**To be done:** Find each line holding "industry" and copy it out.

**Record extracts:**
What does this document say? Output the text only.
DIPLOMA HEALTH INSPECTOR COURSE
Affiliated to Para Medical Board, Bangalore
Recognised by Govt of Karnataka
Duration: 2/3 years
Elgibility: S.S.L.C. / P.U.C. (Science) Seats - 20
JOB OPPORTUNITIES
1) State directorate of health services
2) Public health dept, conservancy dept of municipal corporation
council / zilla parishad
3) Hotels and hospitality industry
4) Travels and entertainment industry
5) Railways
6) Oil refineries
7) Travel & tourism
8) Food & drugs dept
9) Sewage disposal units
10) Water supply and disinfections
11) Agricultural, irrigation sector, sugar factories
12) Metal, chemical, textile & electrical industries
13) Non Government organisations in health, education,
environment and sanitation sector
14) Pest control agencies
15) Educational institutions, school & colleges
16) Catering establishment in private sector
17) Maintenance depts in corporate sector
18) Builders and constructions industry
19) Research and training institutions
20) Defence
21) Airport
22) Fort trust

---

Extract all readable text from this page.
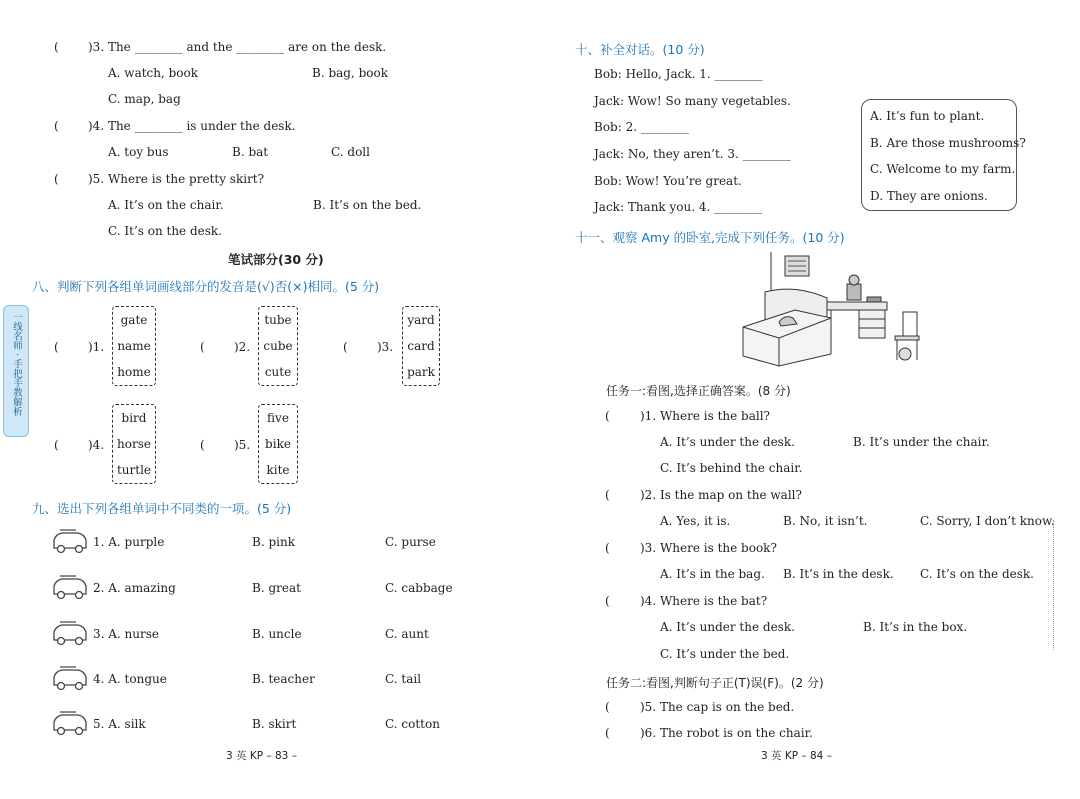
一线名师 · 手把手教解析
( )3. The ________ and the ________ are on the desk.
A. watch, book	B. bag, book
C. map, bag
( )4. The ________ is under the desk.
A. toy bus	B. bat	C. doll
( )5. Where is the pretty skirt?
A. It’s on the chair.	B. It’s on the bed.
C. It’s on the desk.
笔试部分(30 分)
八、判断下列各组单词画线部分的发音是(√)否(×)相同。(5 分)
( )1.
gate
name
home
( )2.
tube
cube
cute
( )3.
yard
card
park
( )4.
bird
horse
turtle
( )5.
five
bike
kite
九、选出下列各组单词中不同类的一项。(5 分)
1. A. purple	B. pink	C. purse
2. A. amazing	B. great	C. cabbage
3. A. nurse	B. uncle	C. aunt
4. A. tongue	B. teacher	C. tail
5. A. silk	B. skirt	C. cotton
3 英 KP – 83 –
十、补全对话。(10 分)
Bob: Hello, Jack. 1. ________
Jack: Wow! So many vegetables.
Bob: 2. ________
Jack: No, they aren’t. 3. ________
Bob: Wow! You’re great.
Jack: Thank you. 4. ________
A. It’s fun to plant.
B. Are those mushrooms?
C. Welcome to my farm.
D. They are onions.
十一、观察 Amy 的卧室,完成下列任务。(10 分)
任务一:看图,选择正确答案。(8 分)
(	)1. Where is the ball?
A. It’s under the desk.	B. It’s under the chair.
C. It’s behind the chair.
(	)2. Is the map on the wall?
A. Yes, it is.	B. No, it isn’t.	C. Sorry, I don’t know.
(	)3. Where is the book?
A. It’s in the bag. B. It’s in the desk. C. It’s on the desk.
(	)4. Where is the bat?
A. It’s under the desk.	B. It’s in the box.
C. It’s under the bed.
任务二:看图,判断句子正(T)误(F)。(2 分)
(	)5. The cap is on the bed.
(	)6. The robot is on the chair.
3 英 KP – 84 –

---

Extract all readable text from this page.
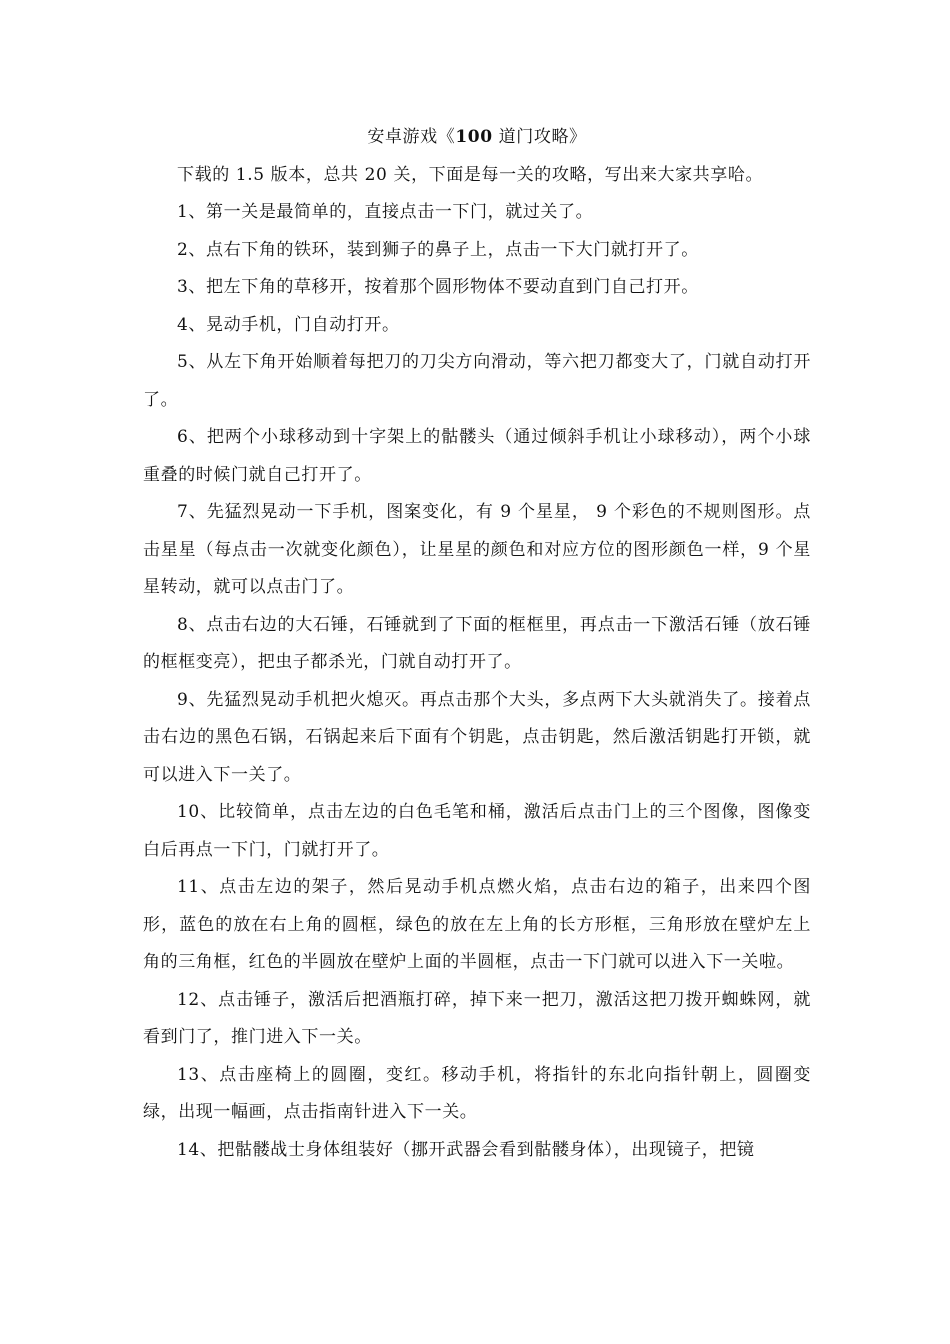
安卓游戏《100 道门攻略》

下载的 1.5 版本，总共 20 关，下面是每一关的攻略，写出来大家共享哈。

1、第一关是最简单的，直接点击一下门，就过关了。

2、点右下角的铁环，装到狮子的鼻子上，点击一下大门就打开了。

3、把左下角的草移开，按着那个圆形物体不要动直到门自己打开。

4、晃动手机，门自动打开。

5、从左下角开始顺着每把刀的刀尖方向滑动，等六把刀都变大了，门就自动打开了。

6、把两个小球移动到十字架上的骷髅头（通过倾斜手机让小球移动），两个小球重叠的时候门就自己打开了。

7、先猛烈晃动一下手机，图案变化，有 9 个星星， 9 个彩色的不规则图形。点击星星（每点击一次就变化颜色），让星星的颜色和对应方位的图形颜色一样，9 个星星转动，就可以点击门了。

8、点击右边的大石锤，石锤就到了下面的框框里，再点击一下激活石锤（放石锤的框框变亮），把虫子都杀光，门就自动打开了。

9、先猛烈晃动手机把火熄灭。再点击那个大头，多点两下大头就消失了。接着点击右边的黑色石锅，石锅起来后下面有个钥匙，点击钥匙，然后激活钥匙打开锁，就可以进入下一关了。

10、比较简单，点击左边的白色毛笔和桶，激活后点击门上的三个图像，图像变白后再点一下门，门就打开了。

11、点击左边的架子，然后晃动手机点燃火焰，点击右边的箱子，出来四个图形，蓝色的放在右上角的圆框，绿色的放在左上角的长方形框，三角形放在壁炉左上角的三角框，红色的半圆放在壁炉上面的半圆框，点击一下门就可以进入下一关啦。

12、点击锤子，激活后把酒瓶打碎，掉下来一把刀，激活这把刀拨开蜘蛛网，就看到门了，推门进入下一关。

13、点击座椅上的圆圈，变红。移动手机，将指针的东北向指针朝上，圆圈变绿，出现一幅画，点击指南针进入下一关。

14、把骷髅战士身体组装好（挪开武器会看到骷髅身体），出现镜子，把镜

**Response to this exercise:**
3) Hotels and hospitality industry
4) Travels and entertainment industry
18) Builders and constructions industry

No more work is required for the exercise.